**THE PROBLEM**
Make an exact copy of the entries below with the pictures removed.

**DATA UNDER STUDY**
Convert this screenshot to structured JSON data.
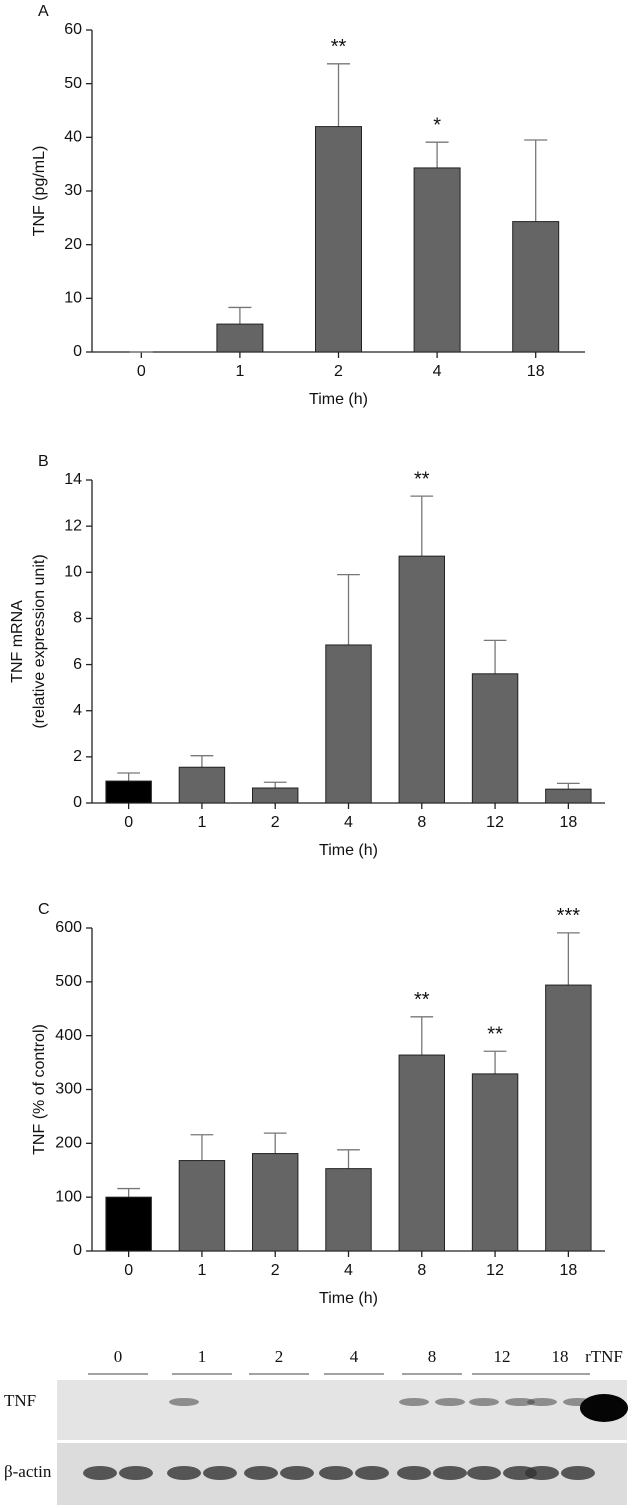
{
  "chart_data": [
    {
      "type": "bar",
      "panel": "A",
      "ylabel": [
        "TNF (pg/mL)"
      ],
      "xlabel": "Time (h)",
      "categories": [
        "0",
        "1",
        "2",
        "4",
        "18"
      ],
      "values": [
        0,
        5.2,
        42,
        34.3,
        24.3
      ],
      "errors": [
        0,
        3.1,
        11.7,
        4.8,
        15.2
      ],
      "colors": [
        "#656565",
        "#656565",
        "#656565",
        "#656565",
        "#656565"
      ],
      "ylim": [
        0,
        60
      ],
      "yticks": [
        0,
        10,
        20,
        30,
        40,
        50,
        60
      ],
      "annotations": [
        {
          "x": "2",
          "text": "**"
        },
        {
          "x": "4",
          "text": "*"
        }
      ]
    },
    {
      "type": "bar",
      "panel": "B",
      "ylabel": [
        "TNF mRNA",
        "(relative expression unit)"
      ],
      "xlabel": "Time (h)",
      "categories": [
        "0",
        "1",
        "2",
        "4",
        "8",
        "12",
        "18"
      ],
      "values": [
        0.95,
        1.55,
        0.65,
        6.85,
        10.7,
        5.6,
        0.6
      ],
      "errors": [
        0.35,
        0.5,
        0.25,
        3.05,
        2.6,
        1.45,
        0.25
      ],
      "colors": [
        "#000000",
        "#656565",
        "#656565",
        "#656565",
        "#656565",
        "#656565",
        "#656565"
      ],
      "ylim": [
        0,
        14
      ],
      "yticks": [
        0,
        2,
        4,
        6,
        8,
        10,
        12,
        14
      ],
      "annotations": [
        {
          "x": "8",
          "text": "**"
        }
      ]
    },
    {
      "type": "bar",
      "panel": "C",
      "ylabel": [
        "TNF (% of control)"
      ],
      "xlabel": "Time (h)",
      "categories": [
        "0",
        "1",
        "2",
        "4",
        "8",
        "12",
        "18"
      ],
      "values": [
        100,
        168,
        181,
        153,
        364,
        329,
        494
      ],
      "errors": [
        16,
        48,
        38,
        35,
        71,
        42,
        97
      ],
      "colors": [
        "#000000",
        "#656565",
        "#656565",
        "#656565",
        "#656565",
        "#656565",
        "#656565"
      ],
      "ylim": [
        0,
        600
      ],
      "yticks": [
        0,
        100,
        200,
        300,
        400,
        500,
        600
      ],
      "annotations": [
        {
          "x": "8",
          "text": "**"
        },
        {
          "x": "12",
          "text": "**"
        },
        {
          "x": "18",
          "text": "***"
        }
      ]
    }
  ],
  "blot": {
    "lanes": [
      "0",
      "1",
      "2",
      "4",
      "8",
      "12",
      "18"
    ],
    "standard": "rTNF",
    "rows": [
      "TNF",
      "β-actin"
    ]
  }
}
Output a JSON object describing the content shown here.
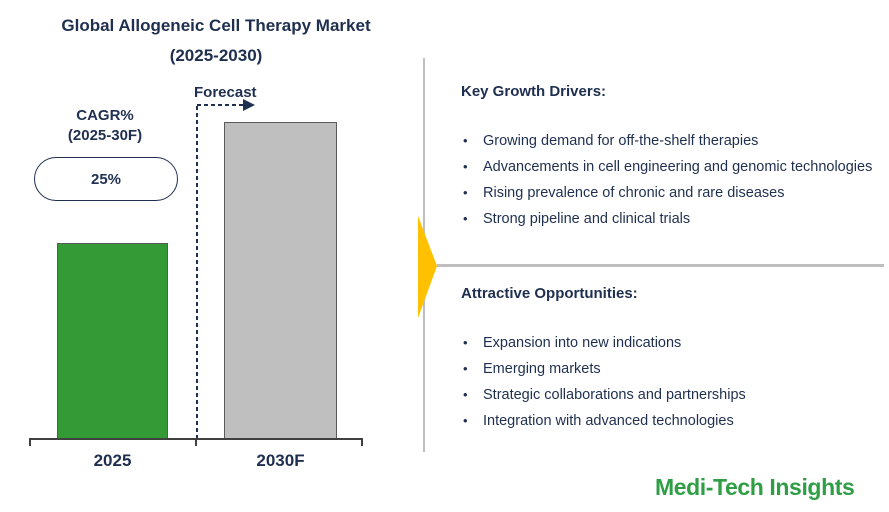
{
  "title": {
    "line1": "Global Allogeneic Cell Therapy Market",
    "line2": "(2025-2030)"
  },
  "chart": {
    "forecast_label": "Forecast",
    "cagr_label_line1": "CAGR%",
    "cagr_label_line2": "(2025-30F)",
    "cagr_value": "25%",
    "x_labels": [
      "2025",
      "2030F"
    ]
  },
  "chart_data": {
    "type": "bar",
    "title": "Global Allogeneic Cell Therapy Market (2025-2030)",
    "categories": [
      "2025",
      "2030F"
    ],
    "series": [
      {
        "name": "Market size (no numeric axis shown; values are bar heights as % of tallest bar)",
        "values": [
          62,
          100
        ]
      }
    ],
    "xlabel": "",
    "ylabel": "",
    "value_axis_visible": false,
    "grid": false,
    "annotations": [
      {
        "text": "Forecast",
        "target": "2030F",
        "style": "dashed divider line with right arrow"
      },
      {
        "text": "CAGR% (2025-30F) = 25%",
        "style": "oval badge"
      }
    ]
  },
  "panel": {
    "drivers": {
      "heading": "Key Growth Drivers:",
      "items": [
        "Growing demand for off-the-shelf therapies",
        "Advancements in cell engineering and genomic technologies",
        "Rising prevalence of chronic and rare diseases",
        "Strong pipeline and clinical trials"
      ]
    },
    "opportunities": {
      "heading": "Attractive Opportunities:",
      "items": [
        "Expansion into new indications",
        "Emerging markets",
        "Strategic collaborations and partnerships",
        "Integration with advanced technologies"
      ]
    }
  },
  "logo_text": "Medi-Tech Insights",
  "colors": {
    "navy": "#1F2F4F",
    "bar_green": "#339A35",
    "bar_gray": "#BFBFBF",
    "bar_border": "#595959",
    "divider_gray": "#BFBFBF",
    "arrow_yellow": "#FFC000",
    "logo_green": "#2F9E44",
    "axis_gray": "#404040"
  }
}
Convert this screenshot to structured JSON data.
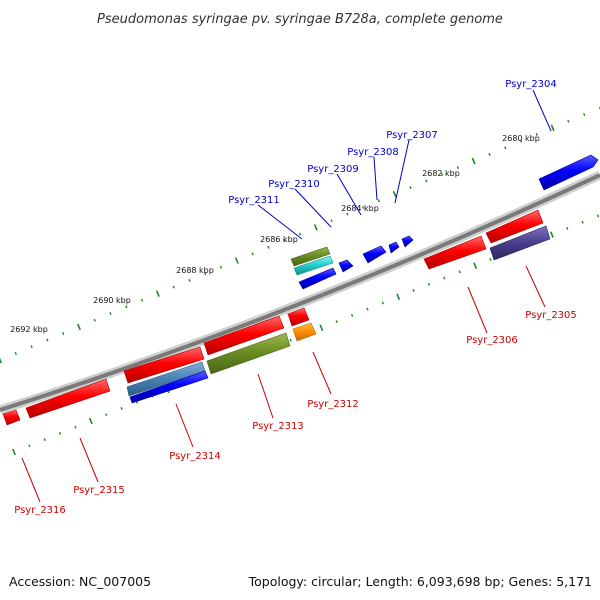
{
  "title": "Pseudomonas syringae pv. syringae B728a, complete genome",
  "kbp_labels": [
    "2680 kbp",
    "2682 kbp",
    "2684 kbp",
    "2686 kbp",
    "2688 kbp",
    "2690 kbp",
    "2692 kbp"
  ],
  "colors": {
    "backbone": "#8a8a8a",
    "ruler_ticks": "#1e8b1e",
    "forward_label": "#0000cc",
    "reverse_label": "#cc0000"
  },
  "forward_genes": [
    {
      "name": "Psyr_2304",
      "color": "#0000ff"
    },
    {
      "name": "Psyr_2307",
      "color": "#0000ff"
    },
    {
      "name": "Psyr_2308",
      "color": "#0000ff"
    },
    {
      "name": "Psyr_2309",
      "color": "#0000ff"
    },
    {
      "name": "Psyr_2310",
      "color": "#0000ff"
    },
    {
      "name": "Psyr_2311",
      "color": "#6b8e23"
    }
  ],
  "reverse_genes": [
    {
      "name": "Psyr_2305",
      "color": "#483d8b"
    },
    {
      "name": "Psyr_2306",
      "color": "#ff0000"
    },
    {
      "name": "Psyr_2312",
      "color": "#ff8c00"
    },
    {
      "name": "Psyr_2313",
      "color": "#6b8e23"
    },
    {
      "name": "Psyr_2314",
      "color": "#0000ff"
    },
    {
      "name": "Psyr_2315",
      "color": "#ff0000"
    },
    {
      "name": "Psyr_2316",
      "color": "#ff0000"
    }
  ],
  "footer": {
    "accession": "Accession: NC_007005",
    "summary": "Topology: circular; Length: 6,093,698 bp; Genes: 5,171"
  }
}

**TASK ANSWER**
Convert this screenshot to structured JSON data.
{
  "chart_data": [
    {
      "type": "bar",
      "panel": "A",
      "ylabel": [
        "TNF (pg/mL)"
      ],
      "xlabel": "Time (h)",
      "categories": [
        "0",
        "1",
        "2",
        "4",
        "18"
      ],
      "values": [
        0,
        5.2,
        42,
        34.3,
        24.3
      ],
      "errors": [
        0,
        3.1,
        11.7,
        4.8,
        15.2
      ],
      "colors": [
        "#656565",
        "#656565",
        "#656565",
        "#656565",
        "#656565"
      ],
      "ylim": [
        0,
        60
      ],
      "yticks": [
        0,
        10,
        20,
        30,
        40,
        50,
        60
      ],
      "annotations": [
        {
          "x": "2",
          "text": "**"
        },
        {
          "x": "4",
          "text": "*"
        }
      ]
    },
    {
      "type": "bar",
      "panel": "B",
      "ylabel": [
        "TNF mRNA",
        "(relative expression unit)"
      ],
      "xlabel": "Time (h)",
      "categories": [
        "0",
        "1",
        "2",
        "4",
        "8",
        "12",
        "18"
      ],
      "values": [
        0.95,
        1.55,
        0.65,
        6.85,
        10.7,
        5.6,
        0.6
      ],
      "errors": [
        0.35,
        0.5,
        0.25,
        3.05,
        2.6,
        1.45,
        0.25
      ],
      "colors": [
        "#000000",
        "#656565",
        "#656565",
        "#656565",
        "#656565",
        "#656565",
        "#656565"
      ],
      "ylim": [
        0,
        14
      ],
      "yticks": [
        0,
        2,
        4,
        6,
        8,
        10,
        12,
        14
      ],
      "annotations": [
        {
          "x": "8",
          "text": "**"
        }
      ]
    },
    {
      "type": "bar",
      "panel": "C",
      "ylabel": [
        "TNF (% of control)"
      ],
      "xlabel": "Time (h)",
      "categories": [
        "0",
        "1",
        "2",
        "4",
        "8",
        "12",
        "18"
      ],
      "values": [
        100,
        168,
        181,
        153,
        364,
        329,
        494
      ],
      "errors": [
        16,
        48,
        38,
        35,
        71,
        42,
        97
      ],
      "colors": [
        "#000000",
        "#656565",
        "#656565",
        "#656565",
        "#656565",
        "#656565",
        "#656565"
      ],
      "ylim": [
        0,
        600
      ],
      "yticks": [
        0,
        100,
        200,
        300,
        400,
        500,
        600
      ],
      "annotations": [
        {
          "x": "8",
          "text": "**"
        },
        {
          "x": "12",
          "text": "**"
        },
        {
          "x": "18",
          "text": "***"
        }
      ]
    }
  ],
  "blot": {
    "lanes": [
      "0",
      "1",
      "2",
      "4",
      "8",
      "12",
      "18"
    ],
    "standard": "rTNF",
    "rows": [
      "TNF",
      "β-actin"
    ]
  }
}
Output a JSON object describing the content shown here.
{
  "title": {
    "line1": "Global Allogeneic Cell Therapy Market",
    "line2": "(2025-2030)"
  },
  "chart": {
    "forecast_label": "Forecast",
    "cagr_label_line1": "CAGR%",
    "cagr_label_line2": "(2025-30F)",
    "cagr_value": "25%",
    "x_labels": [
      "2025",
      "2030F"
    ]
  },
  "chart_data": {
    "type": "bar",
    "title": "Global Allogeneic Cell Therapy Market (2025-2030)",
    "categories": [
      "2025",
      "2030F"
    ],
    "series": [
      {
        "name": "Market size (no numeric axis shown; values are bar heights as % of tallest bar)",
        "values": [
          62,
          100
        ]
      }
    ],
    "xlabel": "",
    "ylabel": "",
    "value_axis_visible": false,
    "grid": false,
    "annotations": [
      {
        "text": "Forecast",
        "target": "2030F",
        "style": "dashed divider line with right arrow"
      },
      {
        "text": "CAGR% (2025-30F) = 25%",
        "style": "oval badge"
      }
    ]
  },
  "panel": {
    "drivers": {
      "heading": "Key Growth Drivers:",
      "items": [
        "Growing demand for off-the-shelf therapies",
        "Advancements in cell engineering and genomic technologies",
        "Rising prevalence of chronic and rare diseases",
        "Strong pipeline and clinical trials"
      ]
    },
    "opportunities": {
      "heading": "Attractive Opportunities:",
      "items": [
        "Expansion into new indications",
        "Emerging markets",
        "Strategic collaborations and partnerships",
        "Integration with advanced technologies"
      ]
    }
  },
  "logo_text": "Medi-Tech Insights",
  "colors": {
    "navy": "#1F2F4F",
    "bar_green": "#339A35",
    "bar_gray": "#BFBFBF",
    "bar_border": "#595959",
    "divider_gray": "#BFBFBF",
    "arrow_yellow": "#FFC000",
    "logo_green": "#2F9E44",
    "axis_gray": "#404040"
  }
}
Convert this screenshot to structured JSON data.
{
  "title": "Pseudomonas syringae pv. syringae B728a, complete genome",
  "kbp_labels": [
    "2680 kbp",
    "2682 kbp",
    "2684 kbp",
    "2686 kbp",
    "2688 kbp",
    "2690 kbp",
    "2692 kbp"
  ],
  "colors": {
    "backbone": "#8a8a8a",
    "ruler_ticks": "#1e8b1e",
    "forward_label": "#0000cc",
    "reverse_label": "#cc0000"
  },
  "forward_genes": [
    {
      "name": "Psyr_2304",
      "color": "#0000ff"
    },
    {
      "name": "Psyr_2307",
      "color": "#0000ff"
    },
    {
      "name": "Psyr_2308",
      "color": "#0000ff"
    },
    {
      "name": "Psyr_2309",
      "color": "#0000ff"
    },
    {
      "name": "Psyr_2310",
      "color": "#0000ff"
    },
    {
      "name": "Psyr_2311",
      "color": "#6b8e23"
    }
  ],
  "reverse_genes": [
    {
      "name": "Psyr_2305",
      "color": "#483d8b"
    },
    {
      "name": "Psyr_2306",
      "color": "#ff0000"
    },
    {
      "name": "Psyr_2312",
      "color": "#ff8c00"
    },
    {
      "name": "Psyr_2313",
      "color": "#6b8e23"
    },
    {
      "name": "Psyr_2314",
      "color": "#0000ff"
    },
    {
      "name": "Psyr_2315",
      "color": "#ff0000"
    },
    {
      "name": "Psyr_2316",
      "color": "#ff0000"
    }
  ],
  "footer": {
    "accession": "Accession: NC_007005",
    "summary": "Topology: circular; Length: 6,093,698 bp; Genes: 5,171"
  }
}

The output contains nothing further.